begin ENTRIES PROVIDED

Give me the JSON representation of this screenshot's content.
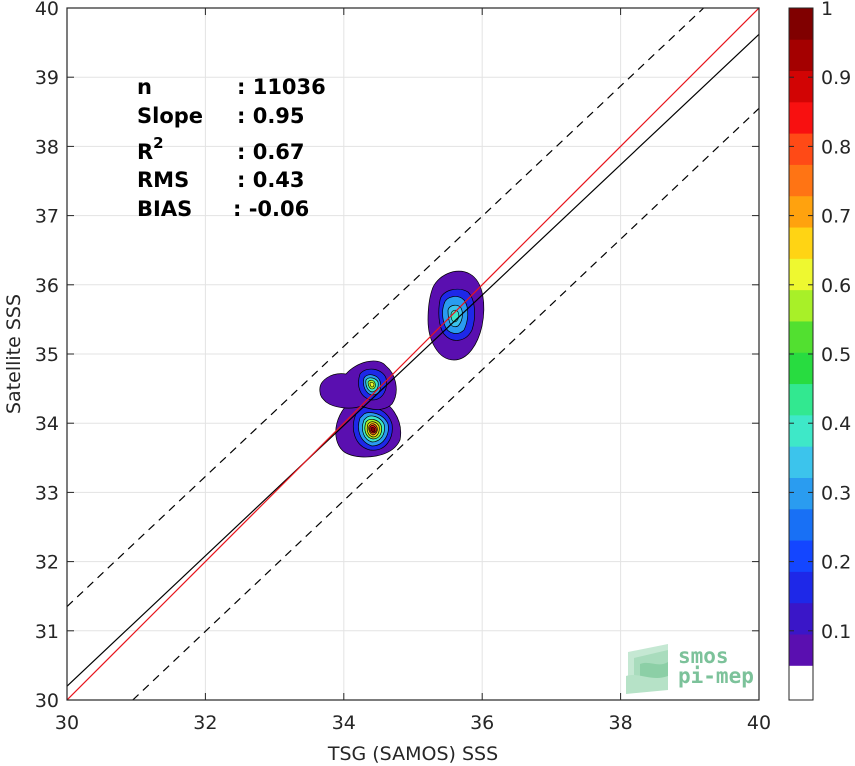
{
  "chart_data": {
    "type": "scatter",
    "subtype": "density-contour",
    "title": "",
    "xlabel": "TSG (SAMOS) SSS",
    "ylabel": "Satellite SSS",
    "xlim": [
      30,
      40
    ],
    "ylim": [
      30,
      40
    ],
    "xticks": [
      "30",
      "32",
      "34",
      "36",
      "38",
      "40"
    ],
    "yticks": [
      "30",
      "31",
      "32",
      "33",
      "34",
      "35",
      "36",
      "37",
      "38",
      "39",
      "40"
    ],
    "grid": true,
    "stats": [
      {
        "label": "n",
        "value": ": 11036"
      },
      {
        "label": "Slope",
        "value": ": 0.95"
      },
      {
        "label": "R",
        "sup": "2",
        "value": ": 0.67"
      },
      {
        "label": "RMS",
        "value": ": 0.43"
      },
      {
        "label": "BIAS",
        "value": ": -0.06"
      }
    ],
    "lines": {
      "one_to_one": {
        "color": "#e8141c",
        "from": [
          30,
          30
        ],
        "to": [
          40,
          40
        ]
      },
      "fit": {
        "color": "#000000",
        "from": [
          30,
          30.2
        ],
        "to": [
          40,
          39.62
        ]
      },
      "upper_bound": {
        "color": "#000000",
        "style": "dashed",
        "from": [
          30,
          31.35
        ],
        "to": [
          39.2,
          40
        ]
      },
      "lower_bound": {
        "color": "#000000",
        "style": "dashed",
        "from": [
          30.95,
          30
        ],
        "to": [
          40,
          38.55
        ]
      }
    },
    "density_peaks": [
      {
        "x": 34.42,
        "y": 33.92,
        "value": 1.0
      },
      {
        "x": 34.42,
        "y": 34.55,
        "value": 0.55
      },
      {
        "x": 35.58,
        "y": 35.55,
        "value": 0.45
      }
    ],
    "colorbar": {
      "ticks": [
        "1",
        "0.9",
        "0.8",
        "0.7",
        "0.6",
        "0.5",
        "0.4",
        "0.3",
        "0.2",
        "0.1"
      ],
      "range": [
        0,
        1
      ],
      "colors": [
        "#5a0fb0",
        "#3a16c8",
        "#1e28e8",
        "#1446ff",
        "#1870f5",
        "#2a9cf0",
        "#3cc4ec",
        "#3ee8c8",
        "#32e890",
        "#28dc40",
        "#52e030",
        "#a8f028",
        "#eef830",
        "#ffd414",
        "#ffa20e",
        "#ff7414",
        "#ff4a16",
        "#f81010",
        "#d20404",
        "#a40000",
        "#800000"
      ]
    }
  },
  "logo": {
    "line1": "smos",
    "line2": "pi-mep"
  }
}
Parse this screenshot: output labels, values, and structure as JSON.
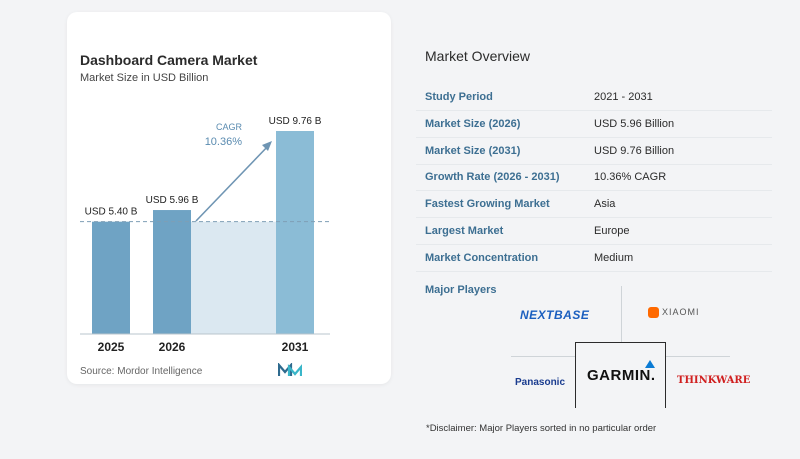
{
  "chart_data": {
    "type": "bar",
    "title": "Dashboard Camera Market",
    "subtitle": "Market Size in USD Billion",
    "categories": [
      "2025",
      "2026",
      "2031"
    ],
    "values": [
      5.4,
      5.96,
      9.76
    ],
    "value_labels": [
      "USD 5.40 B",
      "USD 5.96 B",
      "USD 9.76 B"
    ],
    "cagr_label": "CAGR",
    "cagr_value": "10.36%",
    "bar_color": "#6fa3c4",
    "bar_color_light": "#8bbcd6",
    "shade_color": "#dbe8f1",
    "arrow_color": "#6f95b3"
  },
  "source": "Source:  Mordor Intelligence",
  "overview": {
    "title": "Market Overview",
    "rows": [
      {
        "label": "Study Period",
        "value": "2021 - 2031"
      },
      {
        "label": "Market Size (2026)",
        "value": "USD 5.96 Billion"
      },
      {
        "label": "Market Size (2031)",
        "value": "USD 9.76 Billion"
      },
      {
        "label": "Growth Rate (2026 - 2031)",
        "value": "10.36% CAGR"
      },
      {
        "label": "Fastest Growing Market",
        "value": "Asia"
      },
      {
        "label": "Largest Market",
        "value": "Europe"
      },
      {
        "label": "Market Concentration",
        "value": "Medium"
      }
    ]
  },
  "players": {
    "title": "Major Players",
    "logos": [
      "NEXTBASE",
      "XIAOMI",
      "Panasonic",
      "GARMIN.",
      "THINKWARE"
    ]
  },
  "disclaimer": "*Disclaimer: Major Players sorted in no particular order"
}
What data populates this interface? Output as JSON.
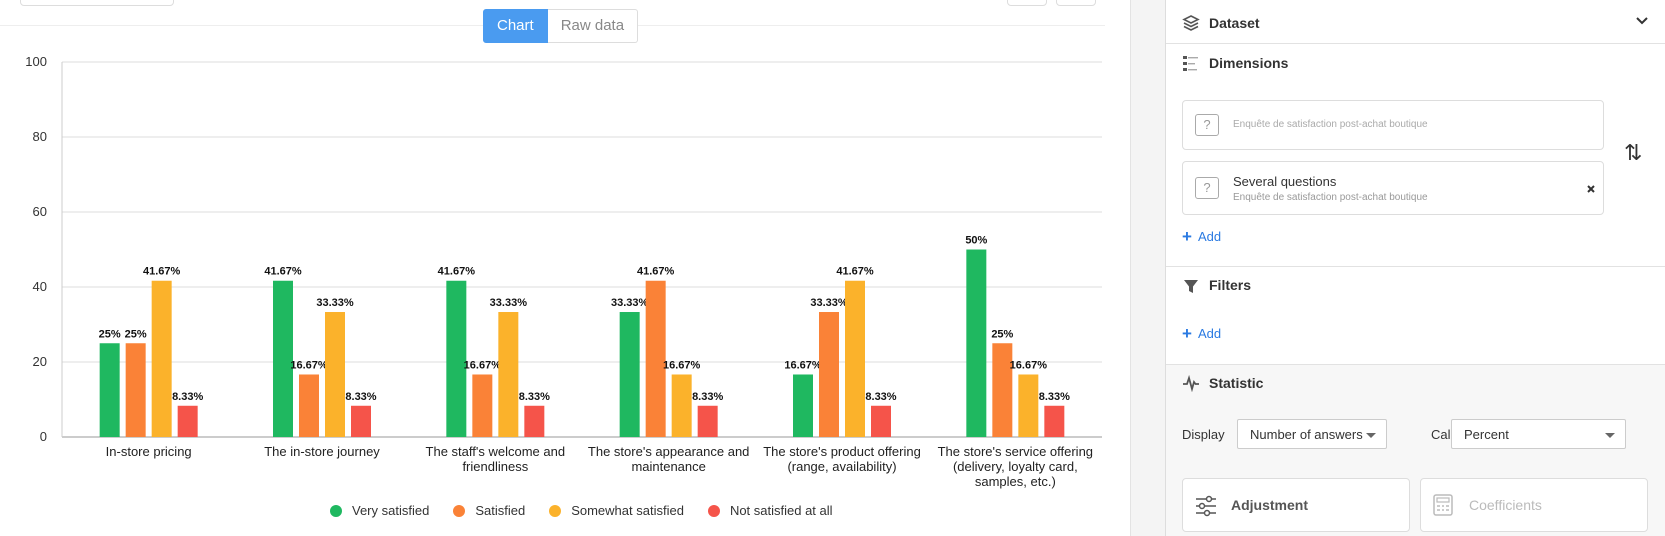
{
  "toggle": {
    "chart_label": "Chart",
    "raw_label": "Raw data"
  },
  "chart_data": {
    "type": "bar",
    "categories": [
      [
        "In-store pricing"
      ],
      [
        "The in-store journey"
      ],
      [
        "The staff's welcome and",
        "friendliness"
      ],
      [
        "The store's appearance and",
        "maintenance"
      ],
      [
        "The store's product offering",
        "(range, availability)"
      ],
      [
        "The store's service offering",
        "(delivery, loyalty card,",
        "samples, etc.)"
      ]
    ],
    "series": [
      {
        "name": "Very satisfied",
        "color": "#1fb860",
        "values": [
          25,
          41.67,
          41.67,
          33.33,
          16.67,
          50
        ]
      },
      {
        "name": "Satisfied",
        "color": "#fa8237",
        "values": [
          25,
          16.67,
          16.67,
          41.67,
          33.33,
          25
        ]
      },
      {
        "name": "Somewhat satisfied",
        "color": "#fbb22b",
        "values": [
          41.67,
          33.33,
          33.33,
          16.67,
          41.67,
          16.67
        ]
      },
      {
        "name": "Not satisfied at all",
        "color": "#f5544a",
        "values": [
          8.33,
          8.33,
          8.33,
          8.33,
          8.33,
          8.33
        ]
      }
    ],
    "data_labels": [
      [
        "25%",
        "25%",
        "41.67%",
        "8.33%"
      ],
      [
        "41.67%",
        "16.67%",
        "33.33%",
        "8.33%"
      ],
      [
        "41.67%",
        "16.67%",
        "33.33%",
        "8.33%"
      ],
      [
        "33.33%",
        "41.67%",
        "16.67%",
        "8.33%"
      ],
      [
        "16.67%",
        "33.33%",
        "41.67%",
        "8.33%"
      ],
      [
        "50%",
        "25%",
        "16.67%",
        "8.33%"
      ]
    ],
    "yticks": [
      "0",
      "20",
      "40",
      "60",
      "80",
      "100"
    ],
    "ylim": [
      0,
      100
    ],
    "grid": true,
    "legend_position": "bottom"
  },
  "panel": {
    "dataset": {
      "title": "Dataset"
    },
    "dimensions": {
      "title": "Dimensions",
      "box1_sub": "Enquête de satisfaction post-achat boutique",
      "box2_title": "Several questions",
      "box2_sub": "Enquête de satisfaction post-achat boutique",
      "add_label": "Add",
      "swap_icon": "⇅"
    },
    "filters": {
      "title": "Filters",
      "add_label": "Add"
    },
    "statistic": {
      "title": "Statistic",
      "display_label": "Display",
      "display_value": "Number of answers",
      "calcul_label": "Calcul",
      "calcul_value": "Percent",
      "adjustment_label": "Adjustment",
      "coefficients_label": "Coefficients"
    }
  }
}
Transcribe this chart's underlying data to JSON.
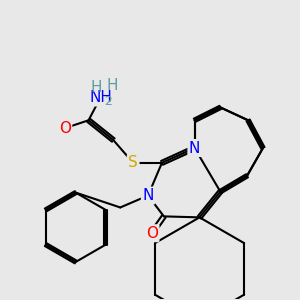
{
  "background_color": "#e8e8e8",
  "atom_colors": {
    "N": "#0000ff",
    "O": "#ff0000",
    "S": "#ccaa00",
    "H": "#5f9ea0",
    "C": "#000000"
  },
  "bond_color": "#000000",
  "bond_width": 1.5,
  "font_size": 11
}
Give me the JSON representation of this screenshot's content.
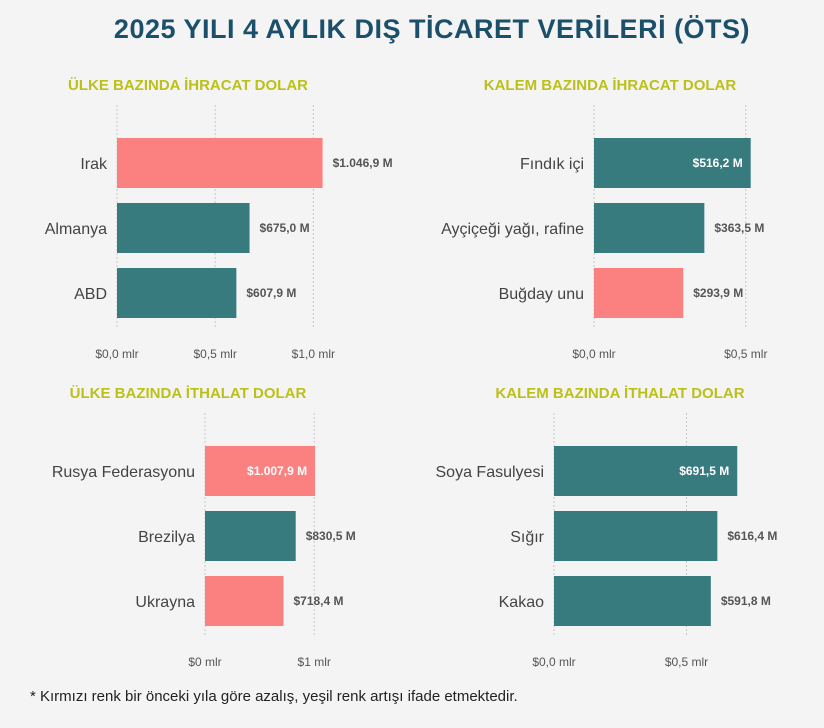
{
  "title": "2025 YILI 4 AYLIK DIŞ TİCARET VERİLERİ (ÖTS)",
  "footnote": "* Kırmızı renk bir önceki yıla göre azalış, yeşil renk artışı ifade etmektedir.",
  "colors": {
    "increase": "#387b7f",
    "decrease": "#fb8080",
    "title": "#1b4f6a",
    "chart_title": "#bcc01a"
  },
  "chart_data": [
    {
      "type": "bar",
      "orientation": "horizontal",
      "title": "ÜLKE BAZINDA İHRACAT DOLAR",
      "categories": [
        "Irak",
        "Almanya",
        "ABD"
      ],
      "values": [
        1046.9,
        675.0,
        607.9
      ],
      "value_labels": [
        "$1.046,9 M",
        "$675,0 M",
        "$607,9 M"
      ],
      "label_inside": [
        false,
        false,
        false
      ],
      "trend": [
        "decrease",
        "increase",
        "increase"
      ],
      "unit": "M USD",
      "xlim": [
        0,
        1100
      ],
      "ticks": [
        0,
        500,
        1000
      ],
      "tick_labels": [
        "$0,0 mlr",
        "$0,5 mlr",
        "$1,0 mlr"
      ]
    },
    {
      "type": "bar",
      "orientation": "horizontal",
      "title": "KALEM BAZINDA İHRACAT DOLAR",
      "categories": [
        "Fındık içi",
        "Ayçiçeği yağı, rafine",
        "Buğday unu"
      ],
      "values": [
        516.2,
        363.5,
        293.9
      ],
      "value_labels": [
        "$516,2 M",
        "$363,5 M",
        "$293,9 M"
      ],
      "label_inside": [
        true,
        false,
        false
      ],
      "trend": [
        "increase",
        "increase",
        "decrease"
      ],
      "unit": "M USD",
      "xlim": [
        0,
        560
      ],
      "ticks": [
        0,
        500
      ],
      "tick_labels": [
        "$0,0 mlr",
        "$0,5 mlr"
      ]
    },
    {
      "type": "bar",
      "orientation": "horizontal",
      "title": "ÜLKE BAZINDA İTHALAT DOLAR",
      "categories": [
        "Rusya Federasyonu",
        "Brezilya",
        "Ukrayna"
      ],
      "values": [
        1007.9,
        830.5,
        718.4
      ],
      "value_labels": [
        "$1.007,9 M",
        "$830,5 M",
        "$718,4 M"
      ],
      "label_inside": [
        true,
        false,
        false
      ],
      "trend": [
        "decrease",
        "increase",
        "decrease"
      ],
      "unit": "M USD",
      "xlim": [
        0,
        1300
      ],
      "ticks": [
        0,
        1000
      ],
      "tick_labels": [
        "$0 mlr",
        "$1 mlr"
      ]
    },
    {
      "type": "bar",
      "orientation": "horizontal",
      "title": "KALEM BAZINDA İTHALAT DOLAR",
      "categories": [
        "Soya Fasulyesi",
        "Sığır",
        "Kakao"
      ],
      "values": [
        691.5,
        616.4,
        591.8
      ],
      "value_labels": [
        "$691,5 M",
        "$616,4 M",
        "$591,8 M"
      ],
      "label_inside": [
        true,
        false,
        false
      ],
      "trend": [
        "increase",
        "increase",
        "increase"
      ],
      "unit": "M USD",
      "xlim": [
        0,
        800
      ],
      "ticks": [
        0,
        500
      ],
      "tick_labels": [
        "$0,0 mlr",
        "$0,5 mlr"
      ]
    }
  ]
}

end ENTRIES PROVIDED

# TASK DETAILS
Among the entries above, how many lines include the word "Major"? Reply with the number only.

# RIGHT ANSWER
2